• _Material for this exercise_:
# # # # #

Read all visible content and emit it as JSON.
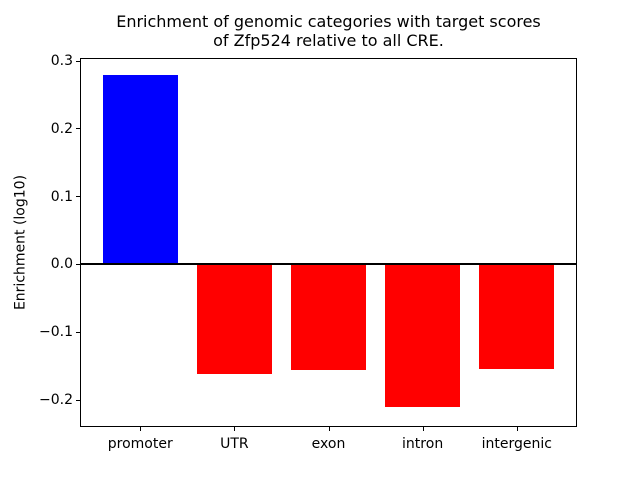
{
  "chart_data": {
    "type": "bar",
    "title_line1": "Enrichment of genomic categories with target scores",
    "title_line2": "of Zfp524 relative to all CRE.",
    "xlabel": "",
    "ylabel": "Enrichment (log10)",
    "categories": [
      "promoter",
      "UTR",
      "exon",
      "intron",
      "intergenic"
    ],
    "values": [
      0.28,
      -0.161,
      -0.156,
      -0.211,
      -0.154
    ],
    "bar_colors": [
      "#0000ff",
      "#ff0000",
      "#ff0000",
      "#ff0000",
      "#ff0000"
    ],
    "bar_width": 0.8,
    "xlim": [
      -0.64,
      4.64
    ],
    "ylim": [
      -0.2398,
      0.3046
    ],
    "yticks": [
      {
        "value": 0.3,
        "label": "0.3"
      },
      {
        "value": 0.2,
        "label": "0.2"
      },
      {
        "value": 0.1,
        "label": "0.1"
      },
      {
        "value": 0.0,
        "label": "0.0"
      },
      {
        "value": -0.1,
        "label": "−0.1"
      },
      {
        "value": -0.2,
        "label": "−0.2"
      }
    ],
    "grid": false,
    "legend": null,
    "zero_line": true,
    "frame_color": "#000000",
    "background_color": "#ffffff"
  }
}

# # # # #

• _Task prompt_: The word "categories" may turn up on some lines of these records; say how many, with no other words.

• _Solution to this task_: 2